▶ [Problem statement]: Find every line with the word "Broken" and give their count, nothing else.

▶ [Entries provided]:
· · ·

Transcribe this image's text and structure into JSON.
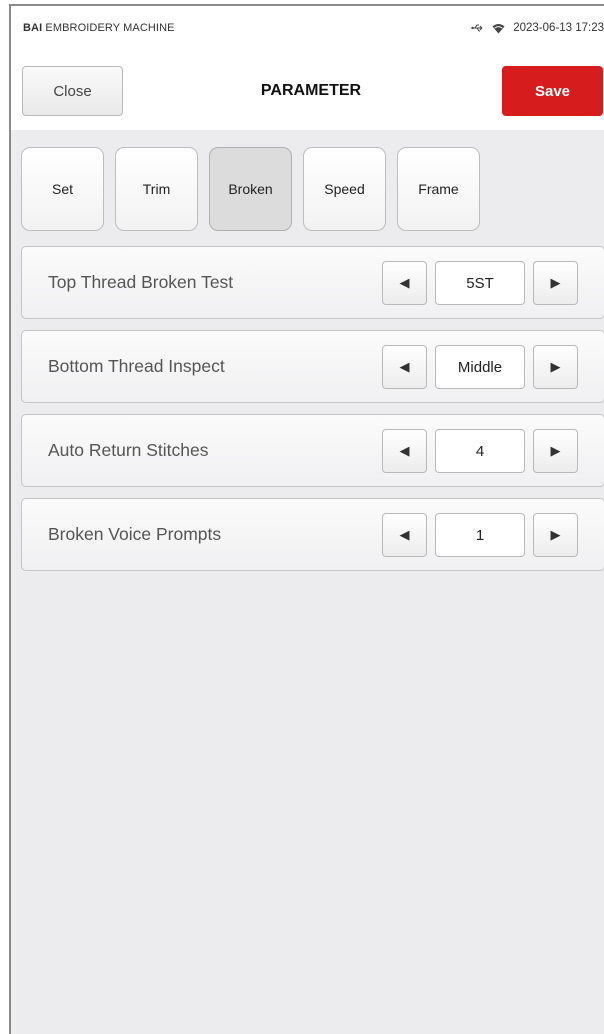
{
  "status_bar": {
    "brand_bold": "BAI",
    "brand_rest": " EMBROIDERY MACHINE",
    "usb_icon": "usb-icon",
    "wifi_icon": "wifi-icon",
    "datetime": "2023-06-13 17:23"
  },
  "header": {
    "close_label": "Close",
    "title": "PARAMETER",
    "save_label": "Save",
    "save_color": "#d61c1c"
  },
  "tabs": [
    {
      "label": "Set",
      "active": false
    },
    {
      "label": "Trim",
      "active": false
    },
    {
      "label": "Broken",
      "active": true
    },
    {
      "label": "Speed",
      "active": false
    },
    {
      "label": "Frame",
      "active": false
    }
  ],
  "params": [
    {
      "label": "Top Thread Broken Test",
      "value": "5ST"
    },
    {
      "label": "Bottom Thread Inspect",
      "value": "Middle"
    },
    {
      "label": "Auto Return Stitches",
      "value": "4"
    },
    {
      "label": "Broken Voice Prompts",
      "value": "1"
    }
  ]
}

· · ·

▶ [Answer for this exercise]: 3